What is being asked:
Determine the number of lines containing the word "text". Reply with it and nothing else.
------------------------------------------------------------------------
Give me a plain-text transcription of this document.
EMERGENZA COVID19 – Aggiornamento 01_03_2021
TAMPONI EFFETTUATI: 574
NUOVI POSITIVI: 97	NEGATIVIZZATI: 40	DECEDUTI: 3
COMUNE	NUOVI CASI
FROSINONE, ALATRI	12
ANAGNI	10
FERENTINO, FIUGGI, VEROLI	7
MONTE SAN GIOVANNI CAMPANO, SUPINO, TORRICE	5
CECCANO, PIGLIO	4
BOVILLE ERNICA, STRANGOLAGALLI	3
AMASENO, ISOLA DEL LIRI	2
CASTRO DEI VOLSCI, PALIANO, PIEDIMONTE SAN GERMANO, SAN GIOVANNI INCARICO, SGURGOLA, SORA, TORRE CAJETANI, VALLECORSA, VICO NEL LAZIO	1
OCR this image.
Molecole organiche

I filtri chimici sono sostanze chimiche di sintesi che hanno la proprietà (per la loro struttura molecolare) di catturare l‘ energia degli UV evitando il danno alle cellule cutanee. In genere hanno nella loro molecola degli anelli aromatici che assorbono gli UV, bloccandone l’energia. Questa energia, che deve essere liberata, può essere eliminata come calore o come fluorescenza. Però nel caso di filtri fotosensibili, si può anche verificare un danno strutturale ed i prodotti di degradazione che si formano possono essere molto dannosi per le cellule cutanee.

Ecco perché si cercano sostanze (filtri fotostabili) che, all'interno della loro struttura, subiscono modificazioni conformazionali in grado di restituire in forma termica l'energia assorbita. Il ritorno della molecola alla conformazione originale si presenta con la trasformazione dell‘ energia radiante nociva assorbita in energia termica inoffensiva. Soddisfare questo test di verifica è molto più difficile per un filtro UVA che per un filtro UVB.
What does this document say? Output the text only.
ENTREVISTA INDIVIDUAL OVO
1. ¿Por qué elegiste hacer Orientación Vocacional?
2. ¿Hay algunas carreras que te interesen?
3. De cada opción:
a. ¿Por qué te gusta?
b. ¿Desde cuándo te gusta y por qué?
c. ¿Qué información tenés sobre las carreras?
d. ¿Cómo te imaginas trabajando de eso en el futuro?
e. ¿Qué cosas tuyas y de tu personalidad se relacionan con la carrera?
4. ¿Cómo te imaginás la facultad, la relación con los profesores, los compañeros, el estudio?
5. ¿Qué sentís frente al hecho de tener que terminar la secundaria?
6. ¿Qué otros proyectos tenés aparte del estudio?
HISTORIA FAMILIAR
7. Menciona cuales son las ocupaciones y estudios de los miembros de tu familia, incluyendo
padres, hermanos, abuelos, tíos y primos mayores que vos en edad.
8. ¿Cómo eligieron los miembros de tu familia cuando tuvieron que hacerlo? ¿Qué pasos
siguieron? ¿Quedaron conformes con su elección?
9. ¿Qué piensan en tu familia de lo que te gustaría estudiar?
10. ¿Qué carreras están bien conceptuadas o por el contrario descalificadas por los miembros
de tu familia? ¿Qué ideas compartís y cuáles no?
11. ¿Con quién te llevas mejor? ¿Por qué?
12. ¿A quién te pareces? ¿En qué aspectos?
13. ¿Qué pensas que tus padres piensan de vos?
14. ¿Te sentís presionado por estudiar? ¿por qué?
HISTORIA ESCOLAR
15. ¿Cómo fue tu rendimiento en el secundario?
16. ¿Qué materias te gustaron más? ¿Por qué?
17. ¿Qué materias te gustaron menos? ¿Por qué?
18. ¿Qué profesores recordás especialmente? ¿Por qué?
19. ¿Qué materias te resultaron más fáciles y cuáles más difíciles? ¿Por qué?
------------------------------------------------------------------------
Right answer:
2